**Job**
Images excluded, repeat each entry below exactly.

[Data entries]
■ ■ ■ ■ ■

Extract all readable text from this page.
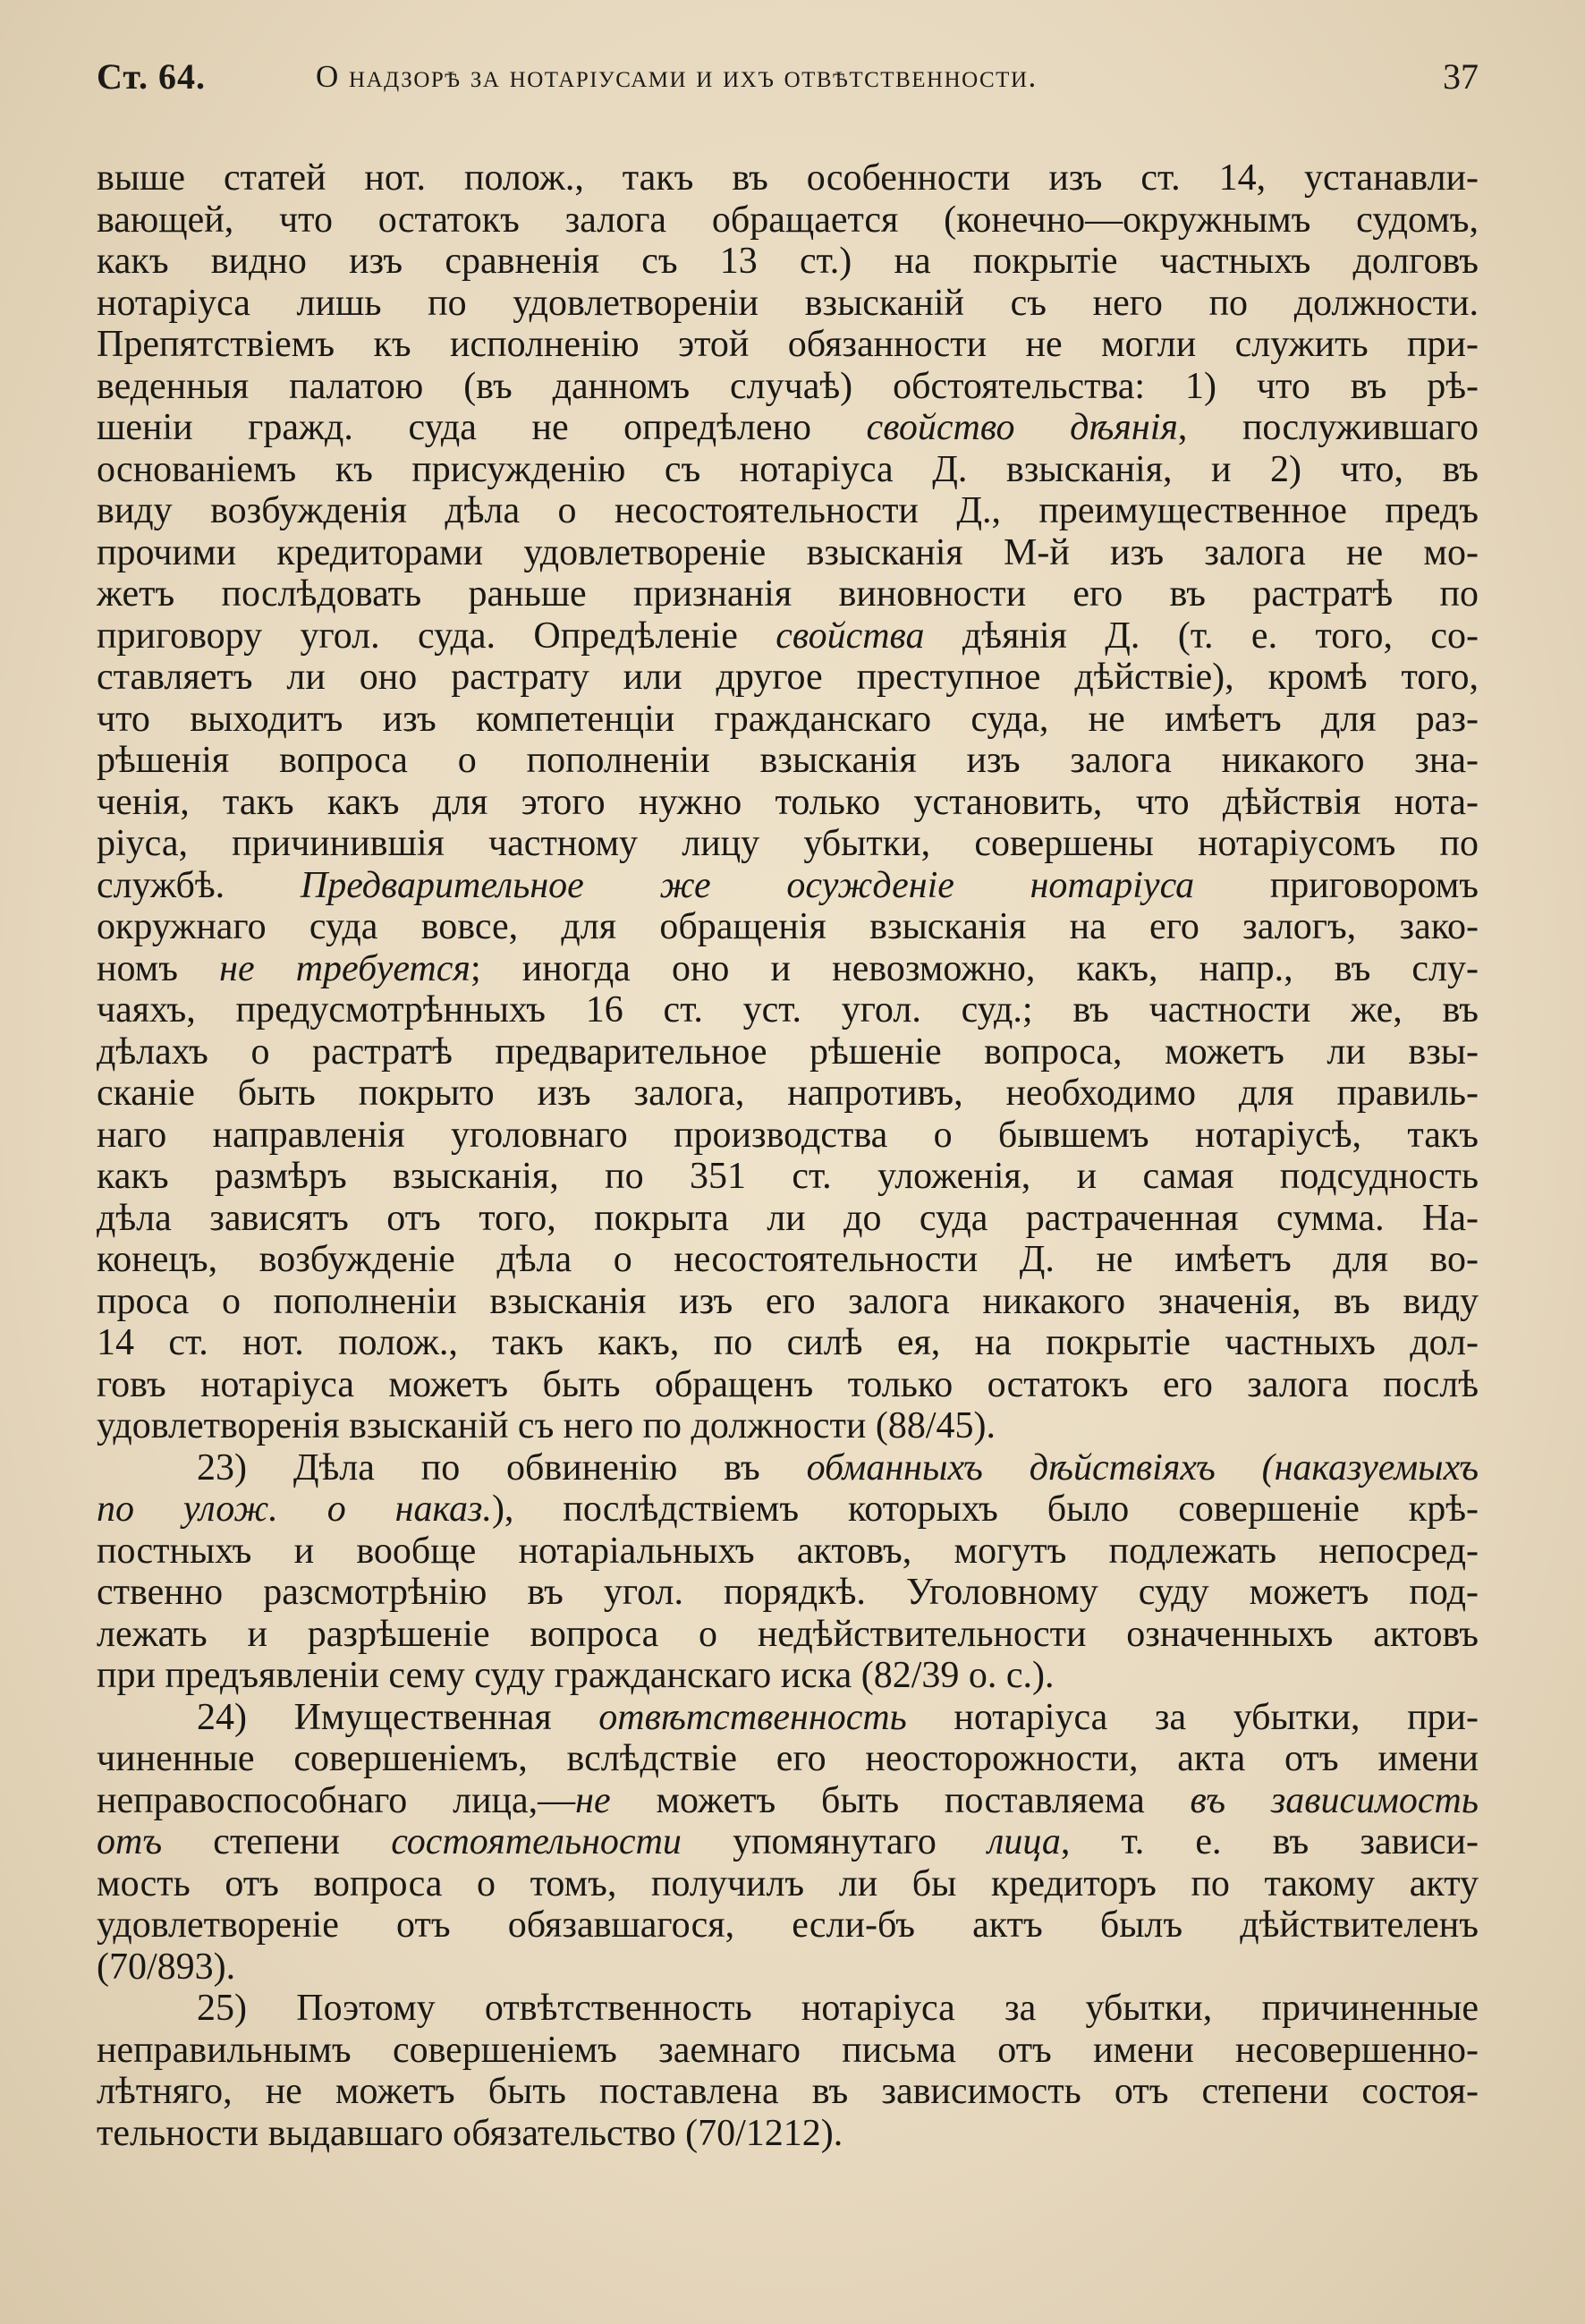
Ст. 64.	О надзорѣ за нотаріусами и ихъ отвѣтственности.	37
выше статей нот. полож., такъ въ особенности изъ ст. 14, устанавли-
вающей, что остатокъ залога обращается (конечно—окружнымъ судомъ,
какъ видно изъ сравненія съ 13 ст.) на покрытіе частныхъ долговъ
нотаріуса лишь по удовлетвореніи взысканій съ него по должности.
Препятствіемъ къ исполненію этой обязанности не могли служить при-
веденныя палатою (въ данномъ случаѣ) обстоятельства: 1) что въ рѣ-
шеніи гражд. суда не опредѣлено свойство дѣянія, послужившаго
основаніемъ къ присужденію съ нотаріуса Д. взысканія, и 2) что, въ
виду возбужденія дѣла о несостоятельности Д., преимущественное предъ
прочими кредиторами удовлетвореніе взысканія М-й изъ залога не мо-
жетъ послѣдовать раньше признанія виновности его въ растратѣ по
приговору угол. суда. Опредѣленіе свойства дѣянія Д. (т. е. того, со-
ставляетъ ли оно растрату или другое преступное дѣйствіе), кромѣ того,
что выходитъ изъ компетенціи гражданскаго суда, не имѣетъ для раз-
рѣшенія вопроса о пополненіи взысканія изъ залога никакого зна-
ченія, такъ какъ для этого нужно только установить, что дѣйствія нота-
ріуса, причинившія частному лицу убытки, совершены нотаріусомъ по
службѣ. Предварительное же осужденіе нотаріуса приговоромъ
окружнаго суда вовсе, для обращенія взысканія на его залогъ, зако-
номъ не требуется; иногда оно и невозможно, какъ, напр., въ слу-
чаяхъ, предусмотрѣнныхъ 16 ст. уст. угол. суд.; въ частности же, въ
дѣлахъ о растратѣ предварительное рѣшеніе вопроса, можетъ ли взы-
сканіе быть покрыто изъ залога, напротивъ, необходимо для правиль-
наго направленія уголовнаго производства о бывшемъ нотаріусѣ, такъ
какъ размѣръ взысканія, по 351 ст. уложенія, и самая подсудность
дѣла зависятъ отъ того, покрыта ли до суда растраченная сумма. На-
конецъ, возбужденіе дѣла о несостоятельности Д. не имѣетъ для во-
проса о пополненіи взысканія изъ его залога никакого значенія, въ виду
14 ст. нот. полож., такъ какъ, по силѣ ея, на покрытіе частныхъ дол-
говъ нотаріуса можетъ быть обращенъ только остатокъ его залога послѣ
удовлетворенія взысканій съ него по должности (88/45).
23) Дѣла по обвиненію въ обманныхъ дѣйствіяхъ (наказуемыхъ
по улож. о наказ.), послѣдствіемъ которыхъ было совершеніе крѣ-
постныхъ и вообще нотаріальныхъ актовъ, могутъ подлежать непосред-
ственно разсмотрѣнію въ угол. порядкѣ. Уголовному суду можетъ под-
лежать и разрѣшеніе вопроса о недѣйствительности означенныхъ актовъ
при предъявленіи сему суду гражданскаго иска (82/39 о. с.).
24) Имущественная отвѣтственность нотаріуса за убытки, при-
чиненные совершеніемъ, вслѣдствіе его неосторожности, акта отъ имени
неправоспособнаго лица,—не можетъ быть поставляема въ зависимость
отъ степени состоятельности упомянутаго лица, т. е. въ зависи-
мость отъ вопроса о томъ, получилъ ли бы кредиторъ по такому акту
удовлетвореніе отъ обязавшагося, если-бъ актъ былъ дѣйствителенъ
(70/893).
25) Поэтому отвѣтственность нотаріуса за убытки, причиненные
неправильнымъ совершеніемъ заемнаго письма отъ имени несовершенно-
лѣтняго, не можетъ быть поставлена въ зависимость отъ степени состоя-
тельности выдавшаго обязательство (70/1212).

■ ■ ■ ■ ■

**Written response**
Extract all readable text from this page.
Ст. 64.	О надзорѣ за нотаріусами и ихъ отвѣтственности.	37
выше статей нот. полож., такъ въ особенности изъ ст. 14, устанавли-
вающей, что остатокъ залога обращается (конечно—окружнымъ судомъ,
какъ видно изъ сравненія съ 13 ст.) на покрытіе частныхъ долговъ
нотаріуса лишь по удовлетвореніи взысканій съ него по должности.
Препятствіемъ къ исполненію этой обязанности не могли служить при-
веденныя палатою (въ данномъ случаѣ) обстоятельства: 1) что въ рѣ-
шеніи гражд. суда не опредѣлено свойство дѣянія, послужившаго
основаніемъ къ присужденію съ нотаріуса Д. взысканія, и 2) что, въ
виду возбужденія дѣла о несостоятельности Д., преимущественное предъ
прочими кредиторами удовлетвореніе взысканія М-й изъ залога не мо-
жетъ послѣдовать раньше признанія виновности его въ растратѣ по
приговору угол. суда. Опредѣленіе свойства дѣянія Д. (т. е. того, со-
ставляетъ ли оно растрату или другое преступное дѣйствіе), кромѣ того,
что выходитъ изъ компетенціи гражданскаго суда, не имѣетъ для раз-
рѣшенія вопроса о пополненіи взысканія изъ залога никакого зна-
ченія, такъ какъ для этого нужно только установить, что дѣйствія нота-
ріуса, причинившія частному лицу убытки, совершены нотаріусомъ по
службѣ. Предварительное же осужденіе нотаріуса приговоромъ
окружнаго суда вовсе, для обращенія взысканія на его залогъ, зако-
номъ не требуется; иногда оно и невозможно, какъ, напр., въ слу-
чаяхъ, предусмотрѣнныхъ 16 ст. уст. угол. суд.; въ частности же, въ
дѣлахъ о растратѣ предварительное рѣшеніе вопроса, можетъ ли взы-
сканіе быть покрыто изъ залога, напротивъ, необходимо для правиль-
наго направленія уголовнаго производства о бывшемъ нотаріусѣ, такъ
какъ размѣръ взысканія, по 351 ст. уложенія, и самая подсудность
дѣла зависятъ отъ того, покрыта ли до суда растраченная сумма. На-
конецъ, возбужденіе дѣла о несостоятельности Д. не имѣетъ для во-
проса о пополненіи взысканія изъ его залога никакого значенія, въ виду
14 ст. нот. полож., такъ какъ, по силѣ ея, на покрытіе частныхъ дол-
говъ нотаріуса можетъ быть обращенъ только остатокъ его залога послѣ
удовлетворенія взысканій съ него по должности (88/45).
23) Дѣла по обвиненію въ обманныхъ дѣйствіяхъ (наказуемыхъ
по улож. о наказ.), послѣдствіемъ которыхъ было совершеніе крѣ-
постныхъ и вообще нотаріальныхъ актовъ, могутъ подлежать непосред-
ственно разсмотрѣнію въ угол. порядкѣ. Уголовному суду можетъ под-
лежать и разрѣшеніе вопроса о недѣйствительности означенныхъ актовъ
при предъявленіи сему суду гражданскаго иска (82/39 о. с.).
24) Имущественная отвѣтственность нотаріуса за убытки, при-
чиненные совершеніемъ, вслѣдствіе его неосторожности, акта отъ имени
неправоспособнаго лица,—не можетъ быть поставляема въ зависимость
отъ степени состоятельности упомянутаго лица, т. е. въ зависи-
мость отъ вопроса о томъ, получилъ ли бы кредиторъ по такому акту
удовлетвореніе отъ обязавшагося, если-бъ актъ былъ дѣйствителенъ
(70/893).
25) Поэтому отвѣтственность нотаріуса за убытки, причиненные
неправильнымъ совершеніемъ заемнаго письма отъ имени несовершенно-
лѣтняго, не можетъ быть поставлена въ зависимость отъ степени состоя-
тельности выдавшаго обязательство (70/1212).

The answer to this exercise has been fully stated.